Exercise instructions = Repeat the entire listing exactly.

-*-

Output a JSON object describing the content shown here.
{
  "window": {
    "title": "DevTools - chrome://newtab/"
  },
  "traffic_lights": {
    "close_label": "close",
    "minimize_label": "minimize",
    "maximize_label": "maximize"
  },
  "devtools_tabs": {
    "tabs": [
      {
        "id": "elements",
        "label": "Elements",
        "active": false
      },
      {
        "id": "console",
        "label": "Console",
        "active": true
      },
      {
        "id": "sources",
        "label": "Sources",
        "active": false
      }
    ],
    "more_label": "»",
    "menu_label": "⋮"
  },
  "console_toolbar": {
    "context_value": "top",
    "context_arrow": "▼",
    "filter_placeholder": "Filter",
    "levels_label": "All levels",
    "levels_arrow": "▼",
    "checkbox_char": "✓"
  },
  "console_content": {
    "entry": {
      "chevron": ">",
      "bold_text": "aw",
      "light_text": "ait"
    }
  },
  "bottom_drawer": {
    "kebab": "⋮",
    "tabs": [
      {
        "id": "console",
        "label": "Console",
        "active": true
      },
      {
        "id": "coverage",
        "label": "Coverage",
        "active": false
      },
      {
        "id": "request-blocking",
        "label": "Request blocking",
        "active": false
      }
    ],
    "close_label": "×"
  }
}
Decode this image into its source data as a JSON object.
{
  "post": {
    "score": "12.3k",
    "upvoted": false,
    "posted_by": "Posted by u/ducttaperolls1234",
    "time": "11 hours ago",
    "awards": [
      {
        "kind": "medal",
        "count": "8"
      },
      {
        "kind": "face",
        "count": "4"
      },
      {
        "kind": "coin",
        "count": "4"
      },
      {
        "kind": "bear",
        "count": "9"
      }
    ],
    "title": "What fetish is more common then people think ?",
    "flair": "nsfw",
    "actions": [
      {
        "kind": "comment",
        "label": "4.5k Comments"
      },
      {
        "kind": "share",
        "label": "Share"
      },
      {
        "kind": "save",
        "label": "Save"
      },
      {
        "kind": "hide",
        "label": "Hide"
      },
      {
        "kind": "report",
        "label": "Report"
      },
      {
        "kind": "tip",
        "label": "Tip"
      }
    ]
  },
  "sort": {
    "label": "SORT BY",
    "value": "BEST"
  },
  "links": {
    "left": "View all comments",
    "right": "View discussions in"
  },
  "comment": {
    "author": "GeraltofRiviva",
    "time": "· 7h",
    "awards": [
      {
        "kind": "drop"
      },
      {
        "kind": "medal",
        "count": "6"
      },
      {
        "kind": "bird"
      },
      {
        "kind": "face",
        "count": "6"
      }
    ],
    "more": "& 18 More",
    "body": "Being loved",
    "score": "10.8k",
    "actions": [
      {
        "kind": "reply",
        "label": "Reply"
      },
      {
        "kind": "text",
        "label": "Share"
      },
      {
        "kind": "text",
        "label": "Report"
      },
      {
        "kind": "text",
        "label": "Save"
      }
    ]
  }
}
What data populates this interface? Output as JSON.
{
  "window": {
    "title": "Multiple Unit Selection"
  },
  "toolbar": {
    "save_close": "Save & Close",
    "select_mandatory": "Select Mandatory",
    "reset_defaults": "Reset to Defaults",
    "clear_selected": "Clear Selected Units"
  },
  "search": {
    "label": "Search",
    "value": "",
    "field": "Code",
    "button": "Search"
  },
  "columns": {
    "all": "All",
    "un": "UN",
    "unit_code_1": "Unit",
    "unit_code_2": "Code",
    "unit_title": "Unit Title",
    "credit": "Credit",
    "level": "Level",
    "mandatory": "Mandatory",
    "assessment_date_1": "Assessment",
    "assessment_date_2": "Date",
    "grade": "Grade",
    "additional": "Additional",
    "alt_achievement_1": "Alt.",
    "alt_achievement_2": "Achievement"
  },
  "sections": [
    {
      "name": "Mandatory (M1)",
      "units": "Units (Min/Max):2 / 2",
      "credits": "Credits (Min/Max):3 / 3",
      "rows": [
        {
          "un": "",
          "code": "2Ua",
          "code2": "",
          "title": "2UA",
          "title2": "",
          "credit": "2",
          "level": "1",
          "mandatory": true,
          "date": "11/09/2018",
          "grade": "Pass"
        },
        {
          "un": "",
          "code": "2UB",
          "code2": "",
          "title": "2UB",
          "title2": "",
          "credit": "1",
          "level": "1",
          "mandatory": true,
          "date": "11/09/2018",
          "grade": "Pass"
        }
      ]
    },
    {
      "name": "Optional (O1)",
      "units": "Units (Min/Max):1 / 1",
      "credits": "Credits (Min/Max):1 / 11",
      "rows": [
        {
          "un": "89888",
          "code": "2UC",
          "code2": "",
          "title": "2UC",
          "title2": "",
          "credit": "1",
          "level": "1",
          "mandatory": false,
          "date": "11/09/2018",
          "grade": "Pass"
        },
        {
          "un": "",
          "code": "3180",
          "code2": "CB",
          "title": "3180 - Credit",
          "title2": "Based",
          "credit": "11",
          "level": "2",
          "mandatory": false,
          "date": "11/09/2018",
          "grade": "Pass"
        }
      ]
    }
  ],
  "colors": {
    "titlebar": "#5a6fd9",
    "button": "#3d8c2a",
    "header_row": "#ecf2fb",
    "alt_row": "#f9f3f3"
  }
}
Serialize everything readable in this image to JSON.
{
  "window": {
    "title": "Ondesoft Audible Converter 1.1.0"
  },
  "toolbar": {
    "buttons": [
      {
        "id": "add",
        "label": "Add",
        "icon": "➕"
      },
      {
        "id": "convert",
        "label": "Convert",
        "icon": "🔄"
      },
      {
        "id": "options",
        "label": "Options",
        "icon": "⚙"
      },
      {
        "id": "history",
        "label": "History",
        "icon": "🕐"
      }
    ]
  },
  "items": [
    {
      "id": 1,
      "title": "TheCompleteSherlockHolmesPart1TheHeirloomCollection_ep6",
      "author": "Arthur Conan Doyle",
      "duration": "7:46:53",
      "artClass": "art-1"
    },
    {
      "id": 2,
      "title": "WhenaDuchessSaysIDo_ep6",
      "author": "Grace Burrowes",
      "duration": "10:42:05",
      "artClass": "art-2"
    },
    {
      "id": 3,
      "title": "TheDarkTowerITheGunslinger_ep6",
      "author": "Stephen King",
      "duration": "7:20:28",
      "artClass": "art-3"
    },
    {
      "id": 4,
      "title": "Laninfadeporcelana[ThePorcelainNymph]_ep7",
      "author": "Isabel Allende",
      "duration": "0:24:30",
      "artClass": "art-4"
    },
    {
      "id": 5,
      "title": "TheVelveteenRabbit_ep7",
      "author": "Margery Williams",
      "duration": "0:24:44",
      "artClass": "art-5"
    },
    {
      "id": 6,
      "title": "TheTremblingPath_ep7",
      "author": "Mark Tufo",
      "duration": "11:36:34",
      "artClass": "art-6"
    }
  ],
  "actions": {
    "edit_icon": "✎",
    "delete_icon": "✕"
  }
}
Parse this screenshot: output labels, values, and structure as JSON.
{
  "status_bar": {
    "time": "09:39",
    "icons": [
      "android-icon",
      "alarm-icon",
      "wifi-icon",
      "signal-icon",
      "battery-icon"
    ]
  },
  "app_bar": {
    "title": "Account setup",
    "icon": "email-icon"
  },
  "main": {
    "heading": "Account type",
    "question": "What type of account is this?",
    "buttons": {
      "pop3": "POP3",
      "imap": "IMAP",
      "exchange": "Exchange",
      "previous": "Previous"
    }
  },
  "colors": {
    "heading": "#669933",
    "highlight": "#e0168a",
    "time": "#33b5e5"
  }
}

-*-

Expected answer =
Output a JSON object describing the content shown here.
{
  "window": {
    "title": "DevTools - chrome://newtab/"
  },
  "traffic_lights": {
    "close_label": "close",
    "minimize_label": "minimize",
    "maximize_label": "maximize"
  },
  "devtools_tabs": {
    "tabs": [
      {
        "id": "elements",
        "label": "Elements",
        "active": false
      },
      {
        "id": "console",
        "label": "Console",
        "active": true
      },
      {
        "id": "sources",
        "label": "Sources",
        "active": false
      }
    ],
    "more_label": "»",
    "menu_label": "⋮"
  },
  "console_toolbar": {
    "context_value": "top",
    "context_arrow": "▼",
    "filter_placeholder": "Filter",
    "levels_label": "All levels",
    "levels_arrow": "▼",
    "checkbox_char": "✓"
  },
  "console_content": {
    "entry": {
      "chevron": ">",
      "bold_text": "aw",
      "light_text": "ait"
    }
  },
  "bottom_drawer": {
    "kebab": "⋮",
    "tabs": [
      {
        "id": "console",
        "label": "Console",
        "active": true
      },
      {
        "id": "coverage",
        "label": "Coverage",
        "active": false
      },
      {
        "id": "request-blocking",
        "label": "Request blocking",
        "active": false
      }
    ],
    "close_label": "×"
  }
}
Decode this image into its source data as a JSON object.
{
  "post": {
    "score": "12.3k",
    "upvoted": false,
    "posted_by": "Posted by u/ducttaperolls1234",
    "time": "11 hours ago",
    "awards": [
      {
        "kind": "medal",
        "count": "8"
      },
      {
        "kind": "face",
        "count": "4"
      },
      {
        "kind": "coin",
        "count": "4"
      },
      {
        "kind": "bear",
        "count": "9"
      }
    ],
    "title": "What fetish is more common then people think ?",
    "flair": "nsfw",
    "actions": [
      {
        "kind": "comment",
        "label": "4.5k Comments"
      },
      {
        "kind": "share",
        "label": "Share"
      },
      {
        "kind": "save",
        "label": "Save"
      },
      {
        "kind": "hide",
        "label": "Hide"
      },
      {
        "kind": "report",
        "label": "Report"
      },
      {
        "kind": "tip",
        "label": "Tip"
      }
    ]
  },
  "sort": {
    "label": "SORT BY",
    "value": "BEST"
  },
  "links": {
    "left": "View all comments",
    "right": "View discussions in"
  },
  "comment": {
    "author": "GeraltofRiviva",
    "time": "· 7h",
    "awards": [
      {
        "kind": "drop"
      },
      {
        "kind": "medal",
        "count": "6"
      },
      {
        "kind": "bird"
      },
      {
        "kind": "face",
        "count": "6"
      }
    ],
    "more": "& 18 More",
    "body": "Being loved",
    "score": "10.8k",
    "actions": [
      {
        "kind": "reply",
        "label": "Reply"
      },
      {
        "kind": "text",
        "label": "Share"
      },
      {
        "kind": "text",
        "label": "Report"
      },
      {
        "kind": "text",
        "label": "Save"
      }
    ]
  }
}
What data populates this interface? Output as JSON.
{
  "window": {
    "title": "Multiple Unit Selection"
  },
  "toolbar": {
    "save_close": "Save & Close",
    "select_mandatory": "Select Mandatory",
    "reset_defaults": "Reset to Defaults",
    "clear_selected": "Clear Selected Units"
  },
  "search": {
    "label": "Search",
    "value": "",
    "field": "Code",
    "button": "Search"
  },
  "columns": {
    "all": "All",
    "un": "UN",
    "unit_code_1": "Unit",
    "unit_code_2": "Code",
    "unit_title": "Unit Title",
    "credit": "Credit",
    "level": "Level",
    "mandatory": "Mandatory",
    "assessment_date_1": "Assessment",
    "assessment_date_2": "Date",
    "grade": "Grade",
    "additional": "Additional",
    "alt_achievement_1": "Alt.",
    "alt_achievement_2": "Achievement"
  },
  "sections": [
    {
      "name": "Mandatory (M1)",
      "units": "Units (Min/Max):2 / 2",
      "credits": "Credits (Min/Max):3 / 3",
      "rows": [
        {
          "un": "",
          "code": "2Ua",
          "code2": "",
          "title": "2UA",
          "title2": "",
          "credit": "2",
          "level": "1",
          "mandatory": true,
          "date": "11/09/2018",
          "grade": "Pass"
        },
        {
          "un": "",
          "code": "2UB",
          "code2": "",
          "title": "2UB",
          "title2": "",
          "credit": "1",
          "level": "1",
          "mandatory": true,
          "date": "11/09/2018",
          "grade": "Pass"
        }
      ]
    },
    {
      "name": "Optional (O1)",
      "units": "Units (Min/Max):1 / 1",
      "credits": "Credits (Min/Max):1 / 11",
      "rows": [
        {
          "un": "89888",
          "code": "2UC",
          "code2": "",
          "title": "2UC",
          "title2": "",
          "credit": "1",
          "level": "1",
          "mandatory": false,
          "date": "11/09/2018",
          "grade": "Pass"
        },
        {
          "un": "",
          "code": "3180",
          "code2": "CB",
          "title": "3180 - Credit",
          "title2": "Based",
          "credit": "11",
          "level": "2",
          "mandatory": false,
          "date": "11/09/2018",
          "grade": "Pass"
        }
      ]
    }
  ],
  "colors": {
    "titlebar": "#5a6fd9",
    "button": "#3d8c2a",
    "header_row": "#ecf2fb",
    "alt_row": "#f9f3f3"
  }
}
Serialize everything readable in this image to JSON.
{
  "window": {
    "title": "Ondesoft Audible Converter 1.1.0"
  },
  "toolbar": {
    "buttons": [
      {
        "id": "add",
        "label": "Add",
        "icon": "➕"
      },
      {
        "id": "convert",
        "label": "Convert",
        "icon": "🔄"
      },
      {
        "id": "options",
        "label": "Options",
        "icon": "⚙"
      },
      {
        "id": "history",
        "label": "History",
        "icon": "🕐"
      }
    ]
  },
  "items": [
    {
      "id": 1,
      "title": "TheCompleteSherlockHolmesPart1TheHeirloomCollection_ep6",
      "author": "Arthur Conan Doyle",
      "duration": "7:46:53",
      "artClass": "art-1"
    },
    {
      "id": 2,
      "title": "WhenaDuchessSaysIDo_ep6",
      "author": "Grace Burrowes",
      "duration": "10:42:05",
      "artClass": "art-2"
    },
    {
      "id": 3,
      "title": "TheDarkTowerITheGunslinger_ep6",
      "author": "Stephen King",
      "duration": "7:20:28",
      "artClass": "art-3"
    },
    {
      "id": 4,
      "title": "Laninfadeporcelana[ThePorcelainNymph]_ep7",
      "author": "Isabel Allende",
      "duration": "0:24:30",
      "artClass": "art-4"
    },
    {
      "id": 5,
      "title": "TheVelveteenRabbit_ep7",
      "author": "Margery Williams",
      "duration": "0:24:44",
      "artClass": "art-5"
    },
    {
      "id": 6,
      "title": "TheTremblingPath_ep7",
      "author": "Mark Tufo",
      "duration": "11:36:34",
      "artClass": "art-6"
    }
  ],
  "actions": {
    "edit_icon": "✎",
    "delete_icon": "✕"
  }
}
Parse this screenshot: output labels, values, and structure as JSON.
{
  "status_bar": {
    "time": "09:39",
    "icons": [
      "android-icon",
      "alarm-icon",
      "wifi-icon",
      "signal-icon",
      "battery-icon"
    ]
  },
  "app_bar": {
    "title": "Account setup",
    "icon": "email-icon"
  },
  "main": {
    "heading": "Account type",
    "question": "What type of account is this?",
    "buttons": {
      "pop3": "POP3",
      "imap": "IMAP",
      "exchange": "Exchange",
      "previous": "Previous"
    }
  },
  "colors": {
    "heading": "#669933",
    "highlight": "#e0168a",
    "time": "#33b5e5"
  }
}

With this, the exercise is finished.